=== WRITTEN TASK ===
Transcribe all of the material exactly, except for its pictures.

=== MATERIAL SHOWN ===

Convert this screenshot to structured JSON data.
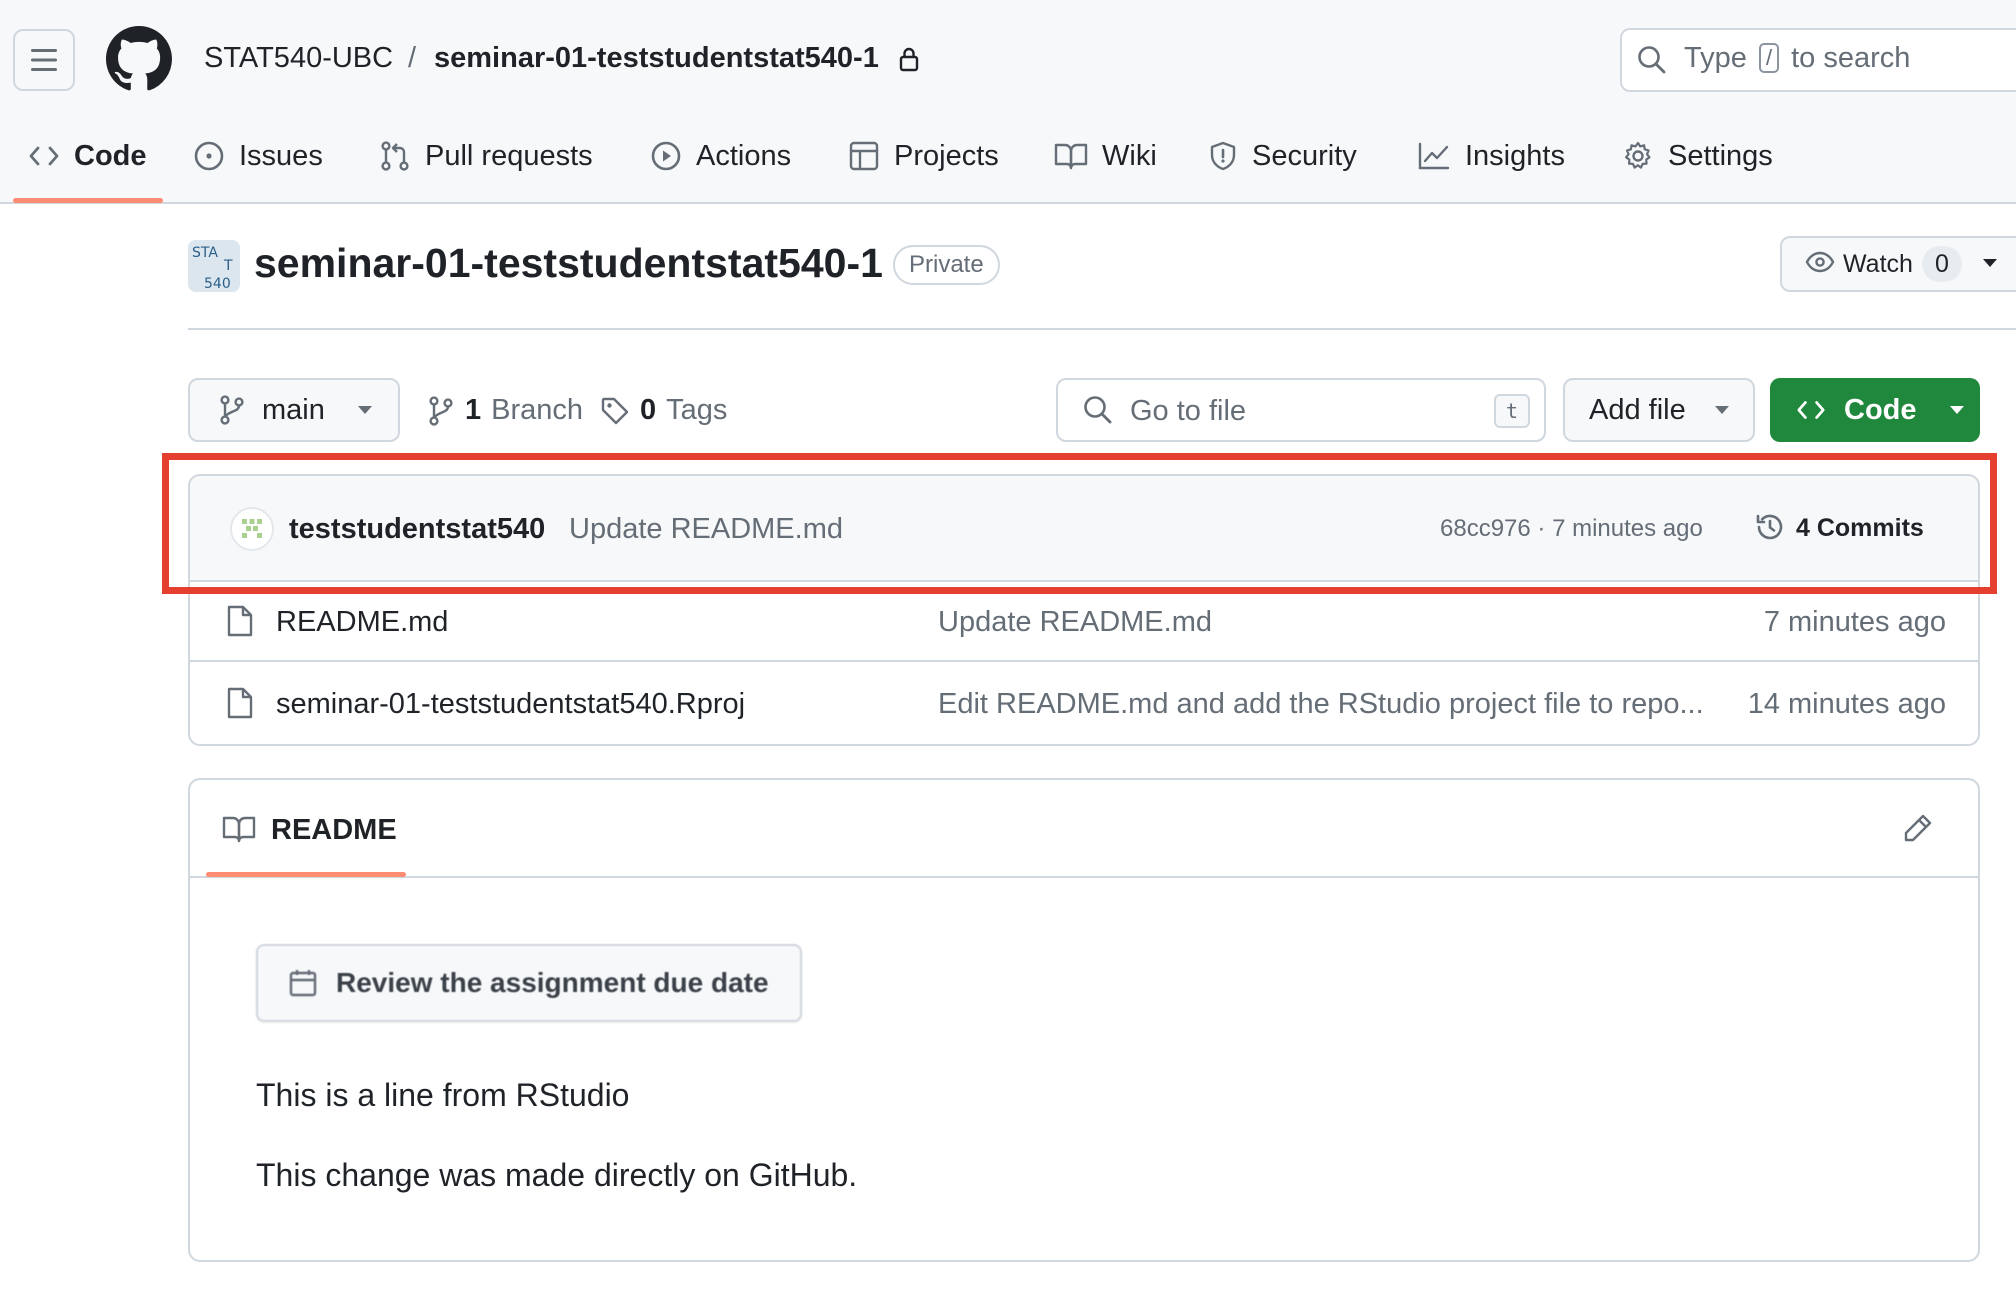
{
  "header": {
    "owner": "STAT540-UBC",
    "separator": "/",
    "repo": "seminar-01-teststudentstat540-1",
    "search": {
      "prefix": "Type",
      "key": "/",
      "suffix": "to search"
    }
  },
  "tabs": [
    {
      "label": "Code",
      "icon": "code-icon",
      "selected": true
    },
    {
      "label": "Issues",
      "icon": "issue-opened-icon"
    },
    {
      "label": "Pull requests",
      "icon": "git-pull-request-icon"
    },
    {
      "label": "Actions",
      "icon": "play-icon"
    },
    {
      "label": "Projects",
      "icon": "table-icon"
    },
    {
      "label": "Wiki",
      "icon": "book-icon"
    },
    {
      "label": "Security",
      "icon": "shield-icon"
    },
    {
      "label": "Insights",
      "icon": "graph-icon"
    },
    {
      "label": "Settings",
      "icon": "gear-icon"
    }
  ],
  "repo_header": {
    "avatar_text": [
      "STA",
      "T",
      "540"
    ],
    "title": "seminar-01-teststudentstat540-1",
    "visibility": "Private",
    "watch_label": "Watch",
    "watch_count": "0"
  },
  "branch_bar": {
    "branch": "main",
    "branch_count": "1",
    "branch_word": "Branch",
    "tag_count": "0",
    "tag_word": "Tags",
    "goto_placeholder": "Go to file",
    "goto_key": "t",
    "add_file": "Add file",
    "code": "Code"
  },
  "latest_commit": {
    "author": "teststudentstat540",
    "message": "Update README.md",
    "meta": "68cc976 · 7 minutes ago",
    "commits_label": "4 Commits"
  },
  "files": [
    {
      "name": "README.md",
      "message": "Update README.md",
      "time": "7 minutes ago"
    },
    {
      "name": "seminar-01-teststudentstat540.Rproj",
      "message": "Edit README.md and add the RStudio project file to repo...",
      "time": "14 minutes ago"
    }
  ],
  "readme": {
    "title": "README",
    "due_button": "Review the assignment due date",
    "line1": "This is a line from RStudio",
    "line2": "This change was made directly on GitHub."
  },
  "colors": {
    "accent_underline": "#fd8c73",
    "code_button": "#1f883d",
    "highlight": "#e5402f"
  }
}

=== TASK ANSWER ===
Convert this screenshot to structured JSON data.
{
  "header": {
    "owner": "STAT540-UBC",
    "separator": "/",
    "repo": "seminar-01-teststudentstat540-1",
    "search": {
      "prefix": "Type",
      "key": "/",
      "suffix": "to search"
    }
  },
  "tabs": [
    {
      "label": "Code",
      "icon": "code-icon",
      "selected": true
    },
    {
      "label": "Issues",
      "icon": "issue-opened-icon"
    },
    {
      "label": "Pull requests",
      "icon": "git-pull-request-icon"
    },
    {
      "label": "Actions",
      "icon": "play-icon"
    },
    {
      "label": "Projects",
      "icon": "table-icon"
    },
    {
      "label": "Wiki",
      "icon": "book-icon"
    },
    {
      "label": "Security",
      "icon": "shield-icon"
    },
    {
      "label": "Insights",
      "icon": "graph-icon"
    },
    {
      "label": "Settings",
      "icon": "gear-icon"
    }
  ],
  "repo_header": {
    "avatar_text": [
      "STA",
      "T",
      "540"
    ],
    "title": "seminar-01-teststudentstat540-1",
    "visibility": "Private",
    "watch_label": "Watch",
    "watch_count": "0"
  },
  "branch_bar": {
    "branch": "main",
    "branch_count": "1",
    "branch_word": "Branch",
    "tag_count": "0",
    "tag_word": "Tags",
    "goto_placeholder": "Go to file",
    "goto_key": "t",
    "add_file": "Add file",
    "code": "Code"
  },
  "latest_commit": {
    "author": "teststudentstat540",
    "message": "Update README.md",
    "meta": "68cc976 · 7 minutes ago",
    "commits_label": "4 Commits"
  },
  "files": [
    {
      "name": "README.md",
      "message": "Update README.md",
      "time": "7 minutes ago"
    },
    {
      "name": "seminar-01-teststudentstat540.Rproj",
      "message": "Edit README.md and add the RStudio project file to repo...",
      "time": "14 minutes ago"
    }
  ],
  "readme": {
    "title": "README",
    "due_button": "Review the assignment due date",
    "line1": "This is a line from RStudio",
    "line2": "This change was made directly on GitHub."
  },
  "colors": {
    "accent_underline": "#fd8c73",
    "code_button": "#1f883d",
    "highlight": "#e5402f"
  }
}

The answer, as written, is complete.